Exercise goal:
Here are some records; return them all exactly.

Material provided:

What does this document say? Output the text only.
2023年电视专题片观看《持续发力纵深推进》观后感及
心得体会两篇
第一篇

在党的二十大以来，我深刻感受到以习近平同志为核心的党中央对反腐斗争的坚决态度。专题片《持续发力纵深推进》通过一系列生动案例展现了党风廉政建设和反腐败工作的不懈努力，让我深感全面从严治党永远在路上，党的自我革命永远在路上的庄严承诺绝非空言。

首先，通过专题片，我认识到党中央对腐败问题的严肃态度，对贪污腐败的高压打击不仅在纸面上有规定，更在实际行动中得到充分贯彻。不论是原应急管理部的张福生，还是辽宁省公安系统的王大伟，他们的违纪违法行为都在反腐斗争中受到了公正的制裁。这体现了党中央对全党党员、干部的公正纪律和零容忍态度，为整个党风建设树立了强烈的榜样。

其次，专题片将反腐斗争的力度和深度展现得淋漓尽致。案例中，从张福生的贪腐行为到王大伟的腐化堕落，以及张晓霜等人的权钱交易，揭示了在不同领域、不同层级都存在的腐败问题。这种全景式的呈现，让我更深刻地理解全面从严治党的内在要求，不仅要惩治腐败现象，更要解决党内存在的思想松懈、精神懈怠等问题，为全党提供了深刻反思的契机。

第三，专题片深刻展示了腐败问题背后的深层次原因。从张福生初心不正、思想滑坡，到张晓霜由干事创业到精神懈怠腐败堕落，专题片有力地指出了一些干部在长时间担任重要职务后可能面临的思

Expected answer:
What does this document say? Output the text only.
2023年电视专题片观看《持续发力纵深推进》观后感及
心得体会两篇
第一篇

在党的二十大以来，我深刻感受到以习近平同志为核心的党中央对反腐斗争的坚决态度。专题片《持续发力纵深推进》通过一系列生动案例展现了党风廉政建设和反腐败工作的不懈努力，让我深感全面从严治党永远在路上，党的自我革命永远在路上的庄严承诺绝非空言。

首先，通过专题片，我认识到党中央对腐败问题的严肃态度，对贪污腐败的高压打击不仅在纸面上有规定，更在实际行动中得到充分贯彻。不论是原应急管理部的张福生，还是辽宁省公安系统的王大伟，他们的违纪违法行为都在反腐斗争中受到了公正的制裁。这体现了党中央对全党党员、干部的公正纪律和零容忍态度，为整个党风建设树立了强烈的榜样。

其次，专题片将反腐斗争的力度和深度展现得淋漓尽致。案例中，从张福生的贪腐行为到王大伟的腐化堕落，以及张晓霜等人的权钱交易，揭示了在不同领域、不同层级都存在的腐败问题。这种全景式的呈现，让我更深刻地理解全面从严治党的内在要求，不仅要惩治腐败现象，更要解决党内存在的思想松懈、精神懈怠等问题，为全党提供了深刻反思的契机。

第三，专题片深刻展示了腐败问题背后的深层次原因。从张福生初心不正、思想滑坡，到张晓霜由干事创业到精神懈怠腐败堕落，专题片有力地指出了一些干部在长时间担任重要职务后可能面临的思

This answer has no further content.